[Start Given entries]

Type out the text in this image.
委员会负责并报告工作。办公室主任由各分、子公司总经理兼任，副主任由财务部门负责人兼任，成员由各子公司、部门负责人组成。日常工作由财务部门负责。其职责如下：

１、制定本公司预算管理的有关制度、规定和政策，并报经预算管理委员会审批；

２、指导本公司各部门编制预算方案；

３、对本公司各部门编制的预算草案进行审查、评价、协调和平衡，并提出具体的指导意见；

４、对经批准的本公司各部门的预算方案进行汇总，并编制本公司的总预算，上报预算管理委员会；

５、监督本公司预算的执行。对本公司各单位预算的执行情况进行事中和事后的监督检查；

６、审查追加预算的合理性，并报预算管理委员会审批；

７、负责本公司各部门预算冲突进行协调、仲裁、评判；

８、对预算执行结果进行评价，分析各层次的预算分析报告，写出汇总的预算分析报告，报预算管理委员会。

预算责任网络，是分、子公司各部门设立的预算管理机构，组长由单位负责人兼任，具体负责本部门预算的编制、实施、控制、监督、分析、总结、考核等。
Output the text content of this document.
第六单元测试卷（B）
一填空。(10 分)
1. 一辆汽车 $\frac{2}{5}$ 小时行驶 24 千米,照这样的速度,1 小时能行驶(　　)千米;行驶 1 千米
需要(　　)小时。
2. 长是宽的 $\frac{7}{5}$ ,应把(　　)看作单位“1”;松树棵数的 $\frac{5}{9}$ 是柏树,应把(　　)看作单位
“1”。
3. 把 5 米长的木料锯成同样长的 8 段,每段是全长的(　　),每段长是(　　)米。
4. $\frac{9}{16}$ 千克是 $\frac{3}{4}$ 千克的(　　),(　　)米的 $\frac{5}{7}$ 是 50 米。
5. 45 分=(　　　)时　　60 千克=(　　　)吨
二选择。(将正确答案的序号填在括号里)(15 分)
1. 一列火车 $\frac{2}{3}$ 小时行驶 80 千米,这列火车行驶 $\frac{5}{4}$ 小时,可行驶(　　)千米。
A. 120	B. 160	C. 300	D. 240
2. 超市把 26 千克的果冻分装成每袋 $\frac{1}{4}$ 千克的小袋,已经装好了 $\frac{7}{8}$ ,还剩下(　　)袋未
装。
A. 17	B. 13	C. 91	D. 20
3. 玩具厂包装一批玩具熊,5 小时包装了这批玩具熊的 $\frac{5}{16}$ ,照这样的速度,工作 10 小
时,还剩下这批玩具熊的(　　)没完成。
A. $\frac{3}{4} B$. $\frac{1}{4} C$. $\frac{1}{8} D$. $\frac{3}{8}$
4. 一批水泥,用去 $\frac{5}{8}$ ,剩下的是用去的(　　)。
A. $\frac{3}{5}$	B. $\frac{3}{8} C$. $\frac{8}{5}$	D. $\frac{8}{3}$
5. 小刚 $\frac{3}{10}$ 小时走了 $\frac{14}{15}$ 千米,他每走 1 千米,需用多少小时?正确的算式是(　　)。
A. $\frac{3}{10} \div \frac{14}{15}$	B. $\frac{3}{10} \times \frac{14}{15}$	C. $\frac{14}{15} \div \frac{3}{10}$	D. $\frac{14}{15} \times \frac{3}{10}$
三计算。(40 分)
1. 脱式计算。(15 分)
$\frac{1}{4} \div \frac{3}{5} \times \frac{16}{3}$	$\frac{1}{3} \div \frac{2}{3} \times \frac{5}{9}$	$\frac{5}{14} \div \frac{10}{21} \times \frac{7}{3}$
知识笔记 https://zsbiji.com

[End Given entries]

» Instruction:
Go through the data and return every record exactly.

» Solution to this problem:
Type out the text in this image.
委员会负责并报告工作。办公室主任由各分、子公司总经理兼任，副主任由财务部门负责人兼任，成员由各子公司、部门负责人组成。日常工作由财务部门负责。其职责如下：

１、制定本公司预算管理的有关制度、规定和政策，并报经预算管理委员会审批；

２、指导本公司各部门编制预算方案；

３、对本公司各部门编制的预算草案进行审查、评价、协调和平衡，并提出具体的指导意见；

４、对经批准的本公司各部门的预算方案进行汇总，并编制本公司的总预算，上报预算管理委员会；

５、监督本公司预算的执行。对本公司各单位预算的执行情况进行事中和事后的监督检查；

６、审查追加预算的合理性，并报预算管理委员会审批；

７、负责本公司各部门预算冲突进行协调、仲裁、评判；

８、对预算执行结果进行评价，分析各层次的预算分析报告，写出汇总的预算分析报告，报预算管理委员会。

预算责任网络，是分、子公司各部门设立的预算管理机构，组长由单位负责人兼任，具体负责本部门预算的编制、实施、控制、监督、分析、总结、考核等。
Output the text content of this document.
第六单元测试卷（B）
一填空。(10 分)
1. 一辆汽车 $\frac{2}{5}$ 小时行驶 24 千米,照这样的速度,1 小时能行驶(　　)千米;行驶 1 千米
需要(　　)小时。
2. 长是宽的 $\frac{7}{5}$ ,应把(　　)看作单位“1”;松树棵数的 $\frac{5}{9}$ 是柏树,应把(　　)看作单位
“1”。
3. 把 5 米长的木料锯成同样长的 8 段,每段是全长的(　　),每段长是(　　)米。
4. $\frac{9}{16}$ 千克是 $\frac{3}{4}$ 千克的(　　),(　　)米的 $\frac{5}{7}$ 是 50 米。
5. 45 分=(　　　)时　　60 千克=(　　　)吨
二选择。(将正确答案的序号填在括号里)(15 分)
1. 一列火车 $\frac{2}{3}$ 小时行驶 80 千米,这列火车行驶 $\frac{5}{4}$ 小时,可行驶(　　)千米。
A. 120	B. 160	C. 300	D. 240
2. 超市把 26 千克的果冻分装成每袋 $\frac{1}{4}$ 千克的小袋,已经装好了 $\frac{7}{8}$ ,还剩下(　　)袋未
装。
A. 17	B. 13	C. 91	D. 20
3. 玩具厂包装一批玩具熊,5 小时包装了这批玩具熊的 $\frac{5}{16}$ ,照这样的速度,工作 10 小
时,还剩下这批玩具熊的(　　)没完成。
A. $\frac{3}{4} B$. $\frac{1}{4} C$. $\frac{1}{8} D$. $\frac{3}{8}$
4. 一批水泥,用去 $\frac{5}{8}$ ,剩下的是用去的(　　)。
A. $\frac{3}{5}$	B. $\frac{3}{8} C$. $\frac{8}{5}$	D. $\frac{8}{3}$
5. 小刚 $\frac{3}{10}$ 小时走了 $\frac{14}{15}$ 千米,他每走 1 千米,需用多少小时?正确的算式是(　　)。
A. $\frac{3}{10} \div \frac{14}{15}$	B. $\frac{3}{10} \times \frac{14}{15}$	C. $\frac{14}{15} \div \frac{3}{10}$	D. $\frac{14}{15} \times \frac{3}{10}$
三计算。(40 分)
1. 脱式计算。(15 分)
$\frac{1}{4} \div \frac{3}{5} \times \frac{16}{3}$	$\frac{1}{3} \div \frac{2}{3} \times \frac{5}{9}$	$\frac{5}{14} \div \frac{10}{21} \times \frac{7}{3}$
知识笔记 https://zsbiji.com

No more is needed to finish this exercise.